>> begin
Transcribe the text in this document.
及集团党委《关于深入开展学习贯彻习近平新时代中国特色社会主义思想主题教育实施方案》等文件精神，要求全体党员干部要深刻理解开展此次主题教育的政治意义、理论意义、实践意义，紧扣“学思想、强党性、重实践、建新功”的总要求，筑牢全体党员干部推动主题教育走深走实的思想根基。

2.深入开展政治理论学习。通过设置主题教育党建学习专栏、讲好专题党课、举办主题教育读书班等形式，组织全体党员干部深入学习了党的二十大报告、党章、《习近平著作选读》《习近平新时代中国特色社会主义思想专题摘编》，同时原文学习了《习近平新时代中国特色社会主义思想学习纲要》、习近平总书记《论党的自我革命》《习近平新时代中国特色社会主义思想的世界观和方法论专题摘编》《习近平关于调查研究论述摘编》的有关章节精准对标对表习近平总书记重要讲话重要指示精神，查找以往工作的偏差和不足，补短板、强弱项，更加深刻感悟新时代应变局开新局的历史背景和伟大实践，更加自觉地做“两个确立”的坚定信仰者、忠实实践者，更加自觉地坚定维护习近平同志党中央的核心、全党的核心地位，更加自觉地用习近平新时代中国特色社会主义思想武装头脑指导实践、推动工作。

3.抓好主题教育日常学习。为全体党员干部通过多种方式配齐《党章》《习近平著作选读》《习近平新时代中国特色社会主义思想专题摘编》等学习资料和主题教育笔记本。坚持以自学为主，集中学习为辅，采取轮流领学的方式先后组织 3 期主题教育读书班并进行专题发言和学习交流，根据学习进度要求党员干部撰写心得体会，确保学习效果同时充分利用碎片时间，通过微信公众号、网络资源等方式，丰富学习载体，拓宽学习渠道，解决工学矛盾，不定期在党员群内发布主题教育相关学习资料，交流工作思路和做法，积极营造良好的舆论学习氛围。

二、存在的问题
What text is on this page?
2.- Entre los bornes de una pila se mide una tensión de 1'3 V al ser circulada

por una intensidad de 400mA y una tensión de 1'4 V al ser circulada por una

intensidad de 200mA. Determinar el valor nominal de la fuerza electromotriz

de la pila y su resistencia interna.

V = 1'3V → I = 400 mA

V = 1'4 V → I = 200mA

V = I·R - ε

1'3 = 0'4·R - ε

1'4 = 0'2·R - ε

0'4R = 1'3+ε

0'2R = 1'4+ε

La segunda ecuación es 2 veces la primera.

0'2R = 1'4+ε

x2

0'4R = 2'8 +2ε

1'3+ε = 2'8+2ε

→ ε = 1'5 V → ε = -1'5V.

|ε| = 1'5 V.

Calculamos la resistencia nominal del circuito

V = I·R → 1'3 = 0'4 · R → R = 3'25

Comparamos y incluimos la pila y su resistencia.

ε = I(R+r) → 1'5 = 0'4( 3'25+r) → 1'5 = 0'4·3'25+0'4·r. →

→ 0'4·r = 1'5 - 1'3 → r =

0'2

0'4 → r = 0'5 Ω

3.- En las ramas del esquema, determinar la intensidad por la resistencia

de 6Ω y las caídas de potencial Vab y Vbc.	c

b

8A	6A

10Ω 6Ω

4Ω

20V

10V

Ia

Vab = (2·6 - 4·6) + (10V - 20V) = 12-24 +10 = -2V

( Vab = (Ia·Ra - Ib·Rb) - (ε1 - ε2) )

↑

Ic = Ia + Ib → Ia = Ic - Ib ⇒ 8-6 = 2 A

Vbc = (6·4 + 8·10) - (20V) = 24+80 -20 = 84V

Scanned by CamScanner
>> end
Retype the records in full. Keep every line identical to the original.

» Problem solution
Transcribe the text in this document.
及集团党委《关于深入开展学习贯彻习近平新时代中国特色社会主义思想主题教育实施方案》等文件精神，要求全体党员干部要深刻理解开展此次主题教育的政治意义、理论意义、实践意义，紧扣“学思想、强党性、重实践、建新功”的总要求，筑牢全体党员干部推动主题教育走深走实的思想根基。

2.深入开展政治理论学习。通过设置主题教育党建学习专栏、讲好专题党课、举办主题教育读书班等形式，组织全体党员干部深入学习了党的二十大报告、党章、《习近平著作选读》《习近平新时代中国特色社会主义思想专题摘编》，同时原文学习了《习近平新时代中国特色社会主义思想学习纲要》、习近平总书记《论党的自我革命》《习近平新时代中国特色社会主义思想的世界观和方法论专题摘编》《习近平关于调查研究论述摘编》的有关章节精准对标对表习近平总书记重要讲话重要指示精神，查找以往工作的偏差和不足，补短板、强弱项，更加深刻感悟新时代应变局开新局的历史背景和伟大实践，更加自觉地做“两个确立”的坚定信仰者、忠实实践者，更加自觉地坚定维护习近平同志党中央的核心、全党的核心地位，更加自觉地用习近平新时代中国特色社会主义思想武装头脑指导实践、推动工作。

3.抓好主题教育日常学习。为全体党员干部通过多种方式配齐《党章》《习近平著作选读》《习近平新时代中国特色社会主义思想专题摘编》等学习资料和主题教育笔记本。坚持以自学为主，集中学习为辅，采取轮流领学的方式先后组织 3 期主题教育读书班并进行专题发言和学习交流，根据学习进度要求党员干部撰写心得体会，确保学习效果同时充分利用碎片时间，通过微信公众号、网络资源等方式，丰富学习载体，拓宽学习渠道，解决工学矛盾，不定期在党员群内发布主题教育相关学习资料，交流工作思路和做法，积极营造良好的舆论学习氛围。

二、存在的问题
What text is on this page?
2.- Entre los bornes de una pila se mide una tensión de 1'3 V al ser circulada

por una intensidad de 400mA y una tensión de 1'4 V al ser circulada por una

intensidad de 200mA. Determinar el valor nominal de la fuerza electromotriz

de la pila y su resistencia interna.

V = 1'3V → I = 400 mA

V = 1'4 V → I = 200mA

V = I·R - ε

1'3 = 0'4·R - ε

1'4 = 0'2·R - ε

0'4R = 1'3+ε

0'2R = 1'4+ε

La segunda ecuación es 2 veces la primera.

0'2R = 1'4+ε

x2

0'4R = 2'8 +2ε

1'3+ε = 2'8+2ε

→ ε = 1'5 V → ε = -1'5V.

|ε| = 1'5 V.

Calculamos la resistencia nominal del circuito

V = I·R → 1'3 = 0'4 · R → R = 3'25

Comparamos y incluimos la pila y su resistencia.

ε = I(R+r) → 1'5 = 0'4( 3'25+r) → 1'5 = 0'4·3'25+0'4·r. →

→ 0'4·r = 1'5 - 1'3 → r =

0'2

0'4 → r = 0'5 Ω

3.- En las ramas del esquema, determinar la intensidad por la resistencia

de 6Ω y las caídas de potencial Vab y Vbc.	c

b

8A	6A

10Ω 6Ω

4Ω

20V

10V

Ia

Vab = (2·6 - 4·6) + (10V - 20V) = 12-24 +10 = -2V

( Vab = (Ia·Ra - Ib·Rb) - (ε1 - ε2) )

↑

Ic = Ia + Ib → Ia = Ic - Ib ⇒ 8-6 = 2 A

Vbc = (6·4 + 8·10) - (20V) = 24+80 -20 = 84V

Scanned by CamScanner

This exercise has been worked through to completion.